Written problem: Extract each line of the material below that contains the string "pOutMovesToSLYoung".

Element box annotations:
* * * * *

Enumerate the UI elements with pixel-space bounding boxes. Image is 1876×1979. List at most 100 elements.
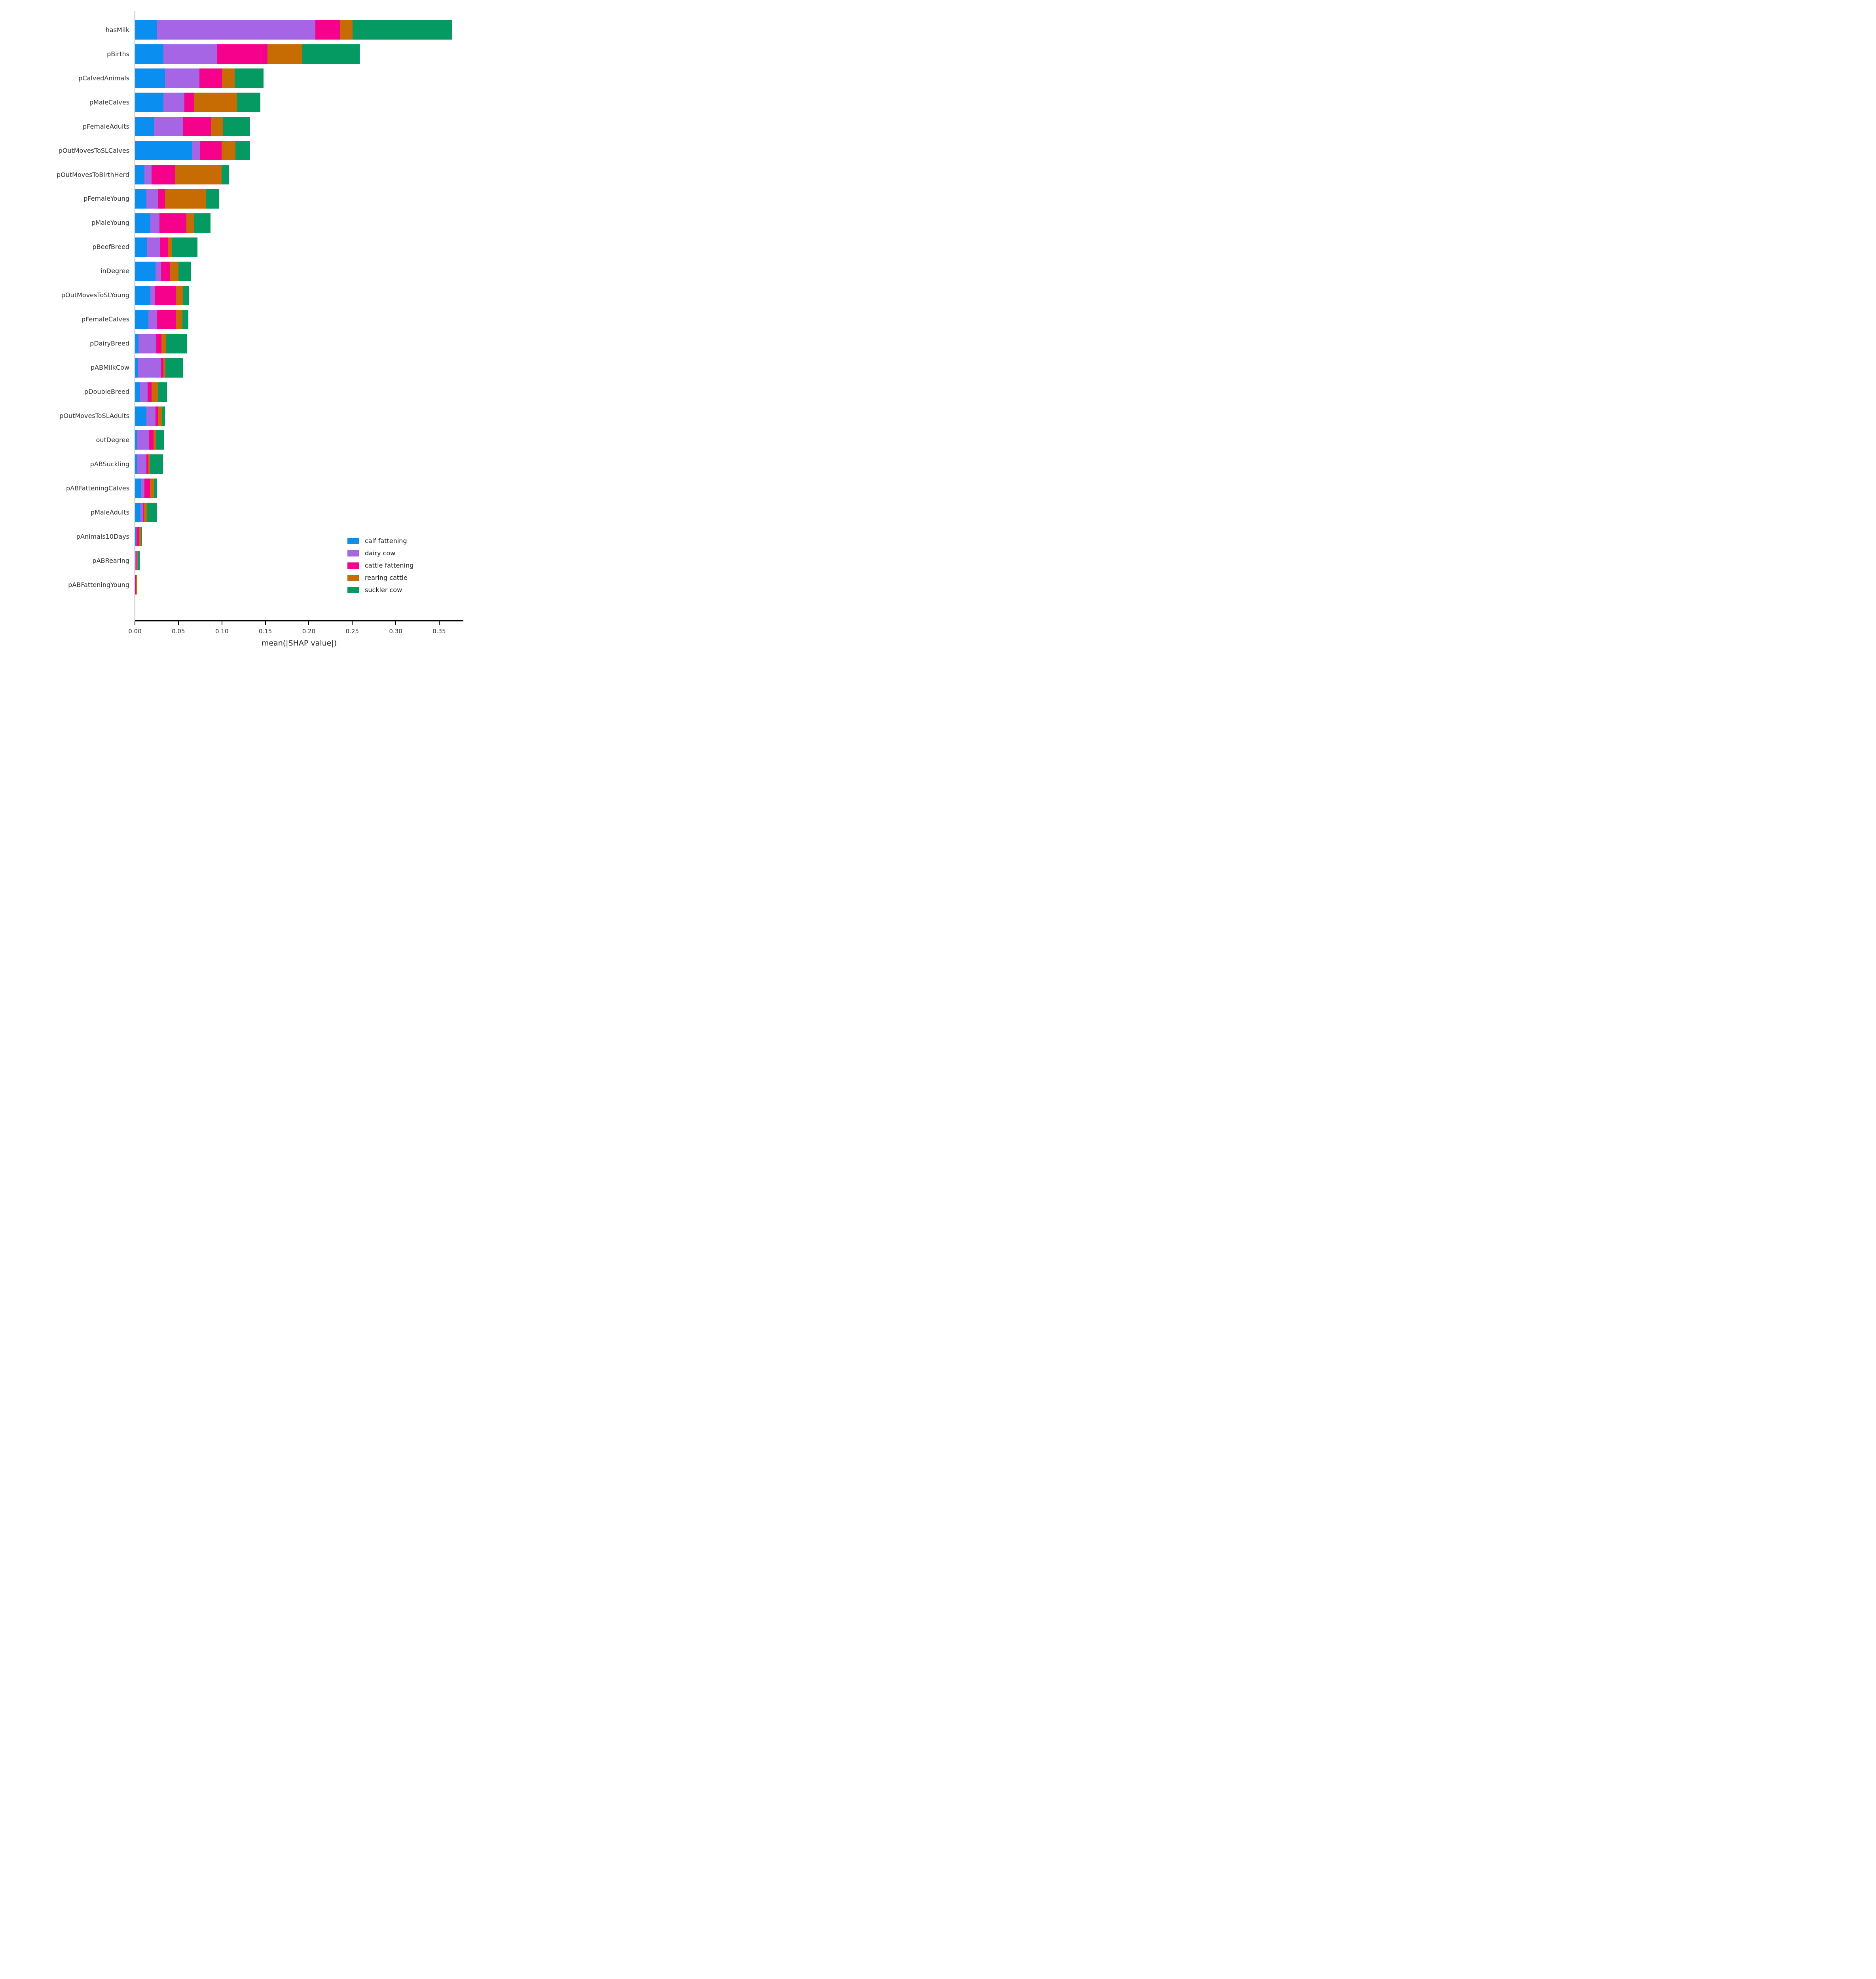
bar-row-pMaleAdults	[135, 503, 157, 522]
feature-label-pOutMovesToSLYoung: pOutMovesToSLYoung	[61, 291, 129, 299]
bar-segment	[158, 406, 162, 426]
bar-segment	[156, 406, 159, 426]
legend-swatch	[347, 562, 359, 569]
bar-segment	[135, 117, 154, 137]
bar-segment	[156, 334, 161, 353]
bar-segment	[149, 430, 154, 450]
feature-label-pBirths: pBirths	[107, 50, 129, 58]
x-axis-title: mean(|SHAP value|)	[261, 639, 337, 648]
bar-segment	[147, 382, 152, 402]
bar-segment	[159, 213, 187, 233]
bar-segment	[135, 382, 140, 402]
bar-row-pAnimals10Days	[135, 527, 142, 547]
bar-segment	[216, 44, 267, 64]
feature-label-inDegree: inDegree	[101, 267, 129, 275]
bar-segment	[135, 503, 140, 522]
bar-segment	[135, 189, 147, 209]
bar-segment	[161, 406, 165, 426]
bar-segment	[141, 527, 142, 547]
bar-segment	[206, 189, 219, 209]
bar-segment	[315, 20, 340, 40]
bar-segment	[135, 334, 138, 353]
feature-label-pABFatteningCalves: pABFatteningCalves	[66, 484, 129, 492]
legend-row: rearing cattle	[347, 574, 414, 582]
x-tick-label: 0.00	[128, 628, 142, 635]
bar-segment	[135, 93, 163, 112]
bar-segment	[267, 44, 302, 64]
bar-segment	[234, 68, 264, 88]
bar-segment	[135, 406, 146, 426]
bar-segment	[135, 68, 165, 88]
bar-segment	[222, 165, 229, 184]
x-tick-label: 0.20	[302, 628, 316, 635]
legend-swatch	[347, 574, 359, 581]
bar-segment	[138, 358, 161, 378]
bar-segment	[183, 117, 211, 137]
feature-label-pCalvedAnimals: pCalvedAnimals	[78, 74, 129, 82]
bar-row-pOutMovesToSLCalves	[135, 141, 250, 161]
bar-segment	[155, 285, 176, 305]
feature-label-pDoubleBreed: pDoubleBreed	[84, 388, 129, 396]
bar-segment	[168, 237, 173, 257]
bar-segment	[156, 261, 161, 281]
feature-label-hasMilk: hasMilk	[105, 26, 129, 34]
bar-row-pABRearing	[135, 551, 140, 571]
bar-segment	[184, 93, 194, 112]
bar-row-pFemaleYoung	[135, 189, 219, 209]
bar-segment	[163, 358, 165, 378]
feature-label-pABSuckling: pABSuckling	[90, 460, 129, 468]
bar-segment	[165, 358, 184, 378]
legend-swatch	[347, 550, 359, 556]
bar-row-pOutMovesToSLYoung	[135, 285, 189, 305]
feature-label-pOutMovesToSLCalves: pOutMovesToSLCalves	[58, 146, 129, 154]
bar-row-outDegree	[135, 430, 164, 450]
legend-label: dairy cow	[365, 549, 396, 557]
bar-segment	[194, 213, 211, 233]
bar-row-pBirths	[135, 44, 360, 64]
bar-segment	[166, 334, 188, 353]
bar-row-pABFatteningCalves	[135, 479, 157, 498]
bar-segment	[222, 68, 235, 88]
bar-segment	[221, 141, 235, 161]
feature-label-pAnimals10Days: pAnimals10Days	[76, 532, 129, 540]
legend-row: suckler cow	[347, 586, 414, 594]
bar-segment	[139, 527, 141, 547]
bar-row-pDoubleBreed	[135, 382, 167, 402]
bar-segment	[194, 93, 237, 112]
bar-segment	[135, 310, 148, 329]
feature-label-pFemaleCalves: pFemaleCalves	[81, 315, 129, 323]
bar-segment	[144, 479, 150, 498]
bar-row-hasMilk	[135, 20, 452, 40]
bar-segment	[146, 406, 156, 426]
bar-segment	[160, 237, 168, 257]
bar-segment	[200, 141, 222, 161]
bar-segment	[135, 575, 137, 595]
x-tick	[265, 621, 266, 625]
bar-segment	[135, 141, 192, 161]
bar-segment	[142, 503, 144, 522]
legend-label: calf fattening	[365, 537, 407, 545]
feature-label-pBeefBreed: pBeefBreed	[92, 243, 130, 251]
legend-row: cattle fattening	[347, 561, 414, 570]
bar-row-pFemaleAdults	[135, 117, 250, 137]
bar-segment	[146, 503, 157, 522]
bar-row-pCalvedAnimals	[135, 68, 264, 88]
bar-segment	[137, 527, 139, 547]
bar-row-pABSuckling	[135, 454, 163, 474]
bar-segment	[135, 261, 156, 281]
x-tick	[438, 621, 440, 625]
feature-label-pABRearing: pABRearing	[92, 556, 129, 564]
bar-segment	[151, 165, 175, 184]
bar-segment	[140, 382, 148, 402]
x-axis-spine	[135, 620, 463, 621]
feature-label-pMaleYoung: pMaleYoung	[91, 219, 129, 227]
feature-label-pMaleAdults: pMaleAdults	[90, 508, 129, 516]
feature-label-pOutMovesToSLAdults: pOutMovesToSLAdults	[59, 412, 129, 420]
bar-row-pFemaleCalves	[135, 310, 189, 329]
x-tick	[395, 621, 396, 625]
bar-segment	[199, 68, 222, 88]
feature-label-pFemaleAdults: pFemaleAdults	[82, 122, 129, 130]
bar-segment	[178, 261, 191, 281]
bar-segment	[136, 575, 137, 595]
bar-segment	[135, 285, 151, 305]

* * * * *

Response:
feature-label-pOutMovesToSLYoung: pOutMovesToSLYoung	[61, 291, 129, 299]
bar-row-pOutMovesToSLYoung	[135, 285, 189, 305]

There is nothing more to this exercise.